Copy all the data exactly, except the pictures.
[START Supplied data]
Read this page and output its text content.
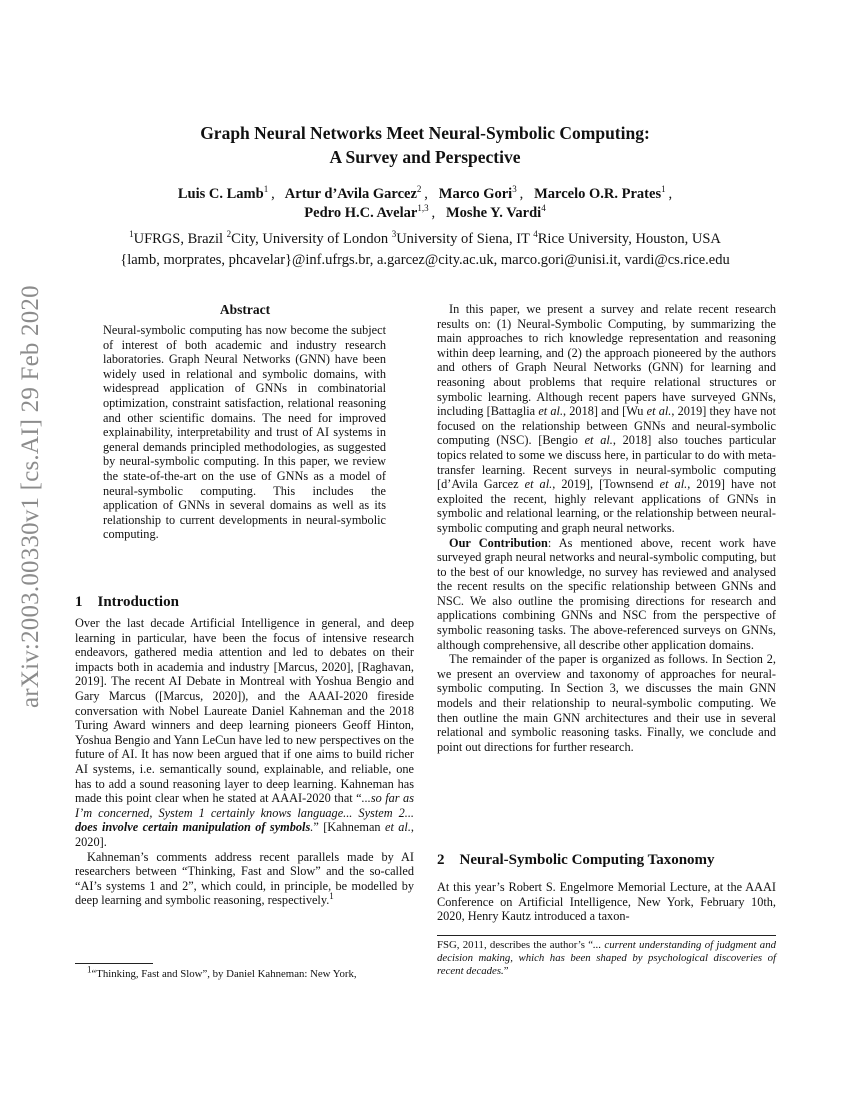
Graph Neural Networks Meet Neural-Symbolic Computing:
A Survey and Perspective
Luis C. Lamb$^1$ ,   Artur d’Avila Garcez$^2$ ,   Marco Gori$^3$ ,   Marcelo O.R. Prates$^1$ ,
Pedro H.C. Avelar$^{1,3}$ ,   Moshe Y. Vardi$^4$
$^1$UFRGS, Brazil $^2$City, University of London $^3$University of Siena, IT $^4$Rice University, Houston, USA
{lamb, morprates, phcavelar}@inf.ufrgs.br, a.garcez@city.ac.uk, marco.gori@unisi.it, vardi@cs.rice.edu
arXiv:2003.00330v1 [cs.AI] 29 Feb 2020	Abstract

Neural-symbolic computing has now become the subject of interest of both academic and industry research laboratories. Graph Neural Networks (GNN) have been widely used in relational and symbolic domains, with widespread application of GNNs in combinatorial optimization, constraint satisfaction, relational reasoning and other scientific domains. The need for improved explainability, interpretability and trust of AI systems in general demands principled methodologies, as suggested by neural-symbolic computing. In this paper, we review the state-of-the-art on the use of GNNs as a model of neural-symbolic computing. This includes the application of GNNs in several domains as well as its relationship to current developments in neural-symbolic computing.

1 Introduction

Over the last decade Artificial Intelligence in general, and deep learning in particular, have been the focus of intensive research endeavors, gathered media attention and led to debates on their impacts both in academia and industry [Marcus, 2020], [Raghavan, 2019]. The recent AI Debate in Montreal with Yoshua Bengio and Gary Marcus ([Marcus, 2020]), and the AAAI-2020 fireside conversation with Nobel Laureate Daniel Kahneman and the 2018 Turing Award winners and deep learning pioneers Geoff Hinton, Yoshua Bengio and Yann LeCun have led to new perspectives on the future of AI. It has now been argued that if one aims to build richer AI systems, i.e. semantically sound, explainable, and reliable, one has to add a sound reasoning layer to deep learning. Kahneman has made this point clear when he stated at AAAI-2020 that “...so far as I’m concerned, System 1 certainly knows language... System 2... does involve certain manipulation of symbols.” [Kahneman et al., 2020].

Kahneman’s comments address recent parallels made by AI researchers between “Thinking, Fast and Slow” and the so-called “AI’s systems 1 and 2”, which could, in principle, be modelled by deep learning and symbolic reasoning, respectively.$^1$

$^1$“Thinking, Fast and Slow”, by Daniel Kahneman: New York,

In this paper, we present a survey and relate recent research results on: (1) Neural-Symbolic Computing, by summarizing the main approaches to rich knowledge representation and reasoning within deep learning, and (2) the approach pioneered by the authors and others of Graph Neural Networks (GNN) for learning and reasoning about problems that require relational structures or symbolic learning. Although recent papers have surveyed GNNs, including [Battaglia et al., 2018] and [Wu et al., 2019] they have not focused on the relationship between GNNs and neural-symbolic computing (NSC). [Bengio et al., 2018] also touches particular topics related to some we discuss here, in particular to do with meta-transfer learning. Recent surveys in neural-symbolic computing [d’Avila Garcez et al., 2019], [Townsend et al., 2019] have not exploited the recent, highly relevant applications of GNNs in symbolic and relational learning, or the relationship between neural-symbolic computing and graph neural networks.

Our Contribution: As mentioned above, recent work have surveyed graph neural networks and neural-symbolic computing, but to the best of our knowledge, no survey has reviewed and analysed the recent results on the specific relationship between GNNs and NSC. We also outline the promising directions for research and applications combining GNNs and NSC from the perspective of symbolic reasoning tasks. The above-referenced surveys on GNNs, although comprehensive, all describe other application domains.

The remainder of the paper is organized as follows. In Section 2, we present an overview and taxonomy of approaches for neural-symbolic computing. In Section 3, we discusses the main GNN models and their relationship to neural-symbolic computing. We then outline the main GNN architectures and their use in several relational and symbolic reasoning tasks. Finally, we conclude and point out directions for further research.

2 Neural-Symbolic Computing Taxonomy

At this year’s Robert S. Engelmore Memorial Lecture, at the AAAI Conference on Artificial Intelligence, New York, February 10th, 2020, Henry Kautz introduced a taxon-

FSG, 2011, describes the author’s “... current understanding of judgment and decision making, which has been shaped by psychological discoveries of recent decades.”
[END Supplied data]
▸ **Answer below**
Read this page and output its text content.
Graph Neural Networks Meet Neural-Symbolic Computing:
A Survey and Perspective
Luis C. Lamb$^1$ ,   Artur d’Avila Garcez$^2$ ,   Marco Gori$^3$ ,   Marcelo O.R. Prates$^1$ ,
Pedro H.C. Avelar$^{1,3}$ ,   Moshe Y. Vardi$^4$
$^1$UFRGS, Brazil $^2$City, University of London $^3$University of Siena, IT $^4$Rice University, Houston, USA
{lamb, morprates, phcavelar}@inf.ufrgs.br, a.garcez@city.ac.uk, marco.gori@unisi.it, vardi@cs.rice.edu
arXiv:2003.00330v1 [cs.AI] 29 Feb 2020	Abstract

Neural-symbolic computing has now become the subject of interest of both academic and industry research laboratories. Graph Neural Networks (GNN) have been widely used in relational and symbolic domains, with widespread application of GNNs in combinatorial optimization, constraint satisfaction, relational reasoning and other scientific domains. The need for improved explainability, interpretability and trust of AI systems in general demands principled methodologies, as suggested by neural-symbolic computing. In this paper, we review the state-of-the-art on the use of GNNs as a model of neural-symbolic computing. This includes the application of GNNs in several domains as well as its relationship to current developments in neural-symbolic computing.

1 Introduction

Over the last decade Artificial Intelligence in general, and deep learning in particular, have been the focus of intensive research endeavors, gathered media attention and led to debates on their impacts both in academia and industry [Marcus, 2020], [Raghavan, 2019]. The recent AI Debate in Montreal with Yoshua Bengio and Gary Marcus ([Marcus, 2020]), and the AAAI-2020 fireside conversation with Nobel Laureate Daniel Kahneman and the 2018 Turing Award winners and deep learning pioneers Geoff Hinton, Yoshua Bengio and Yann LeCun have led to new perspectives on the future of AI. It has now been argued that if one aims to build richer AI systems, i.e. semantically sound, explainable, and reliable, one has to add a sound reasoning layer to deep learning. Kahneman has made this point clear when he stated at AAAI-2020 that “...so far as I’m concerned, System 1 certainly knows language... System 2... does involve certain manipulation of symbols.” [Kahneman et al., 2020].

Kahneman’s comments address recent parallels made by AI researchers between “Thinking, Fast and Slow” and the so-called “AI’s systems 1 and 2”, which could, in principle, be modelled by deep learning and symbolic reasoning, respectively.$^1$

$^1$“Thinking, Fast and Slow”, by Daniel Kahneman: New York,

In this paper, we present a survey and relate recent research results on: (1) Neural-Symbolic Computing, by summarizing the main approaches to rich knowledge representation and reasoning within deep learning, and (2) the approach pioneered by the authors and others of Graph Neural Networks (GNN) for learning and reasoning about problems that require relational structures or symbolic learning. Although recent papers have surveyed GNNs, including [Battaglia et al., 2018] and [Wu et al., 2019] they have not focused on the relationship between GNNs and neural-symbolic computing (NSC). [Bengio et al., 2018] also touches particular topics related to some we discuss here, in particular to do with meta-transfer learning. Recent surveys in neural-symbolic computing [d’Avila Garcez et al., 2019], [Townsend et al., 2019] have not exploited the recent, highly relevant applications of GNNs in symbolic and relational learning, or the relationship between neural-symbolic computing and graph neural networks.

Our Contribution: As mentioned above, recent work have surveyed graph neural networks and neural-symbolic computing, but to the best of our knowledge, no survey has reviewed and analysed the recent results on the specific relationship between GNNs and NSC. We also outline the promising directions for research and applications combining GNNs and NSC from the perspective of symbolic reasoning tasks. The above-referenced surveys on GNNs, although comprehensive, all describe other application domains.

The remainder of the paper is organized as follows. In Section 2, we present an overview and taxonomy of approaches for neural-symbolic computing. In Section 3, we discusses the main GNN models and their relationship to neural-symbolic computing. We then outline the main GNN architectures and their use in several relational and symbolic reasoning tasks. Finally, we conclude and point out directions for further research.

2 Neural-Symbolic Computing Taxonomy

At this year’s Robert S. Engelmore Memorial Lecture, at the AAAI Conference on Artificial Intelligence, New York, February 10th, 2020, Henry Kautz introduced a taxon-

FSG, 2011, describes the author’s “... current understanding of judgment and decision making, which has been shaped by psychological discoveries of recent decades.”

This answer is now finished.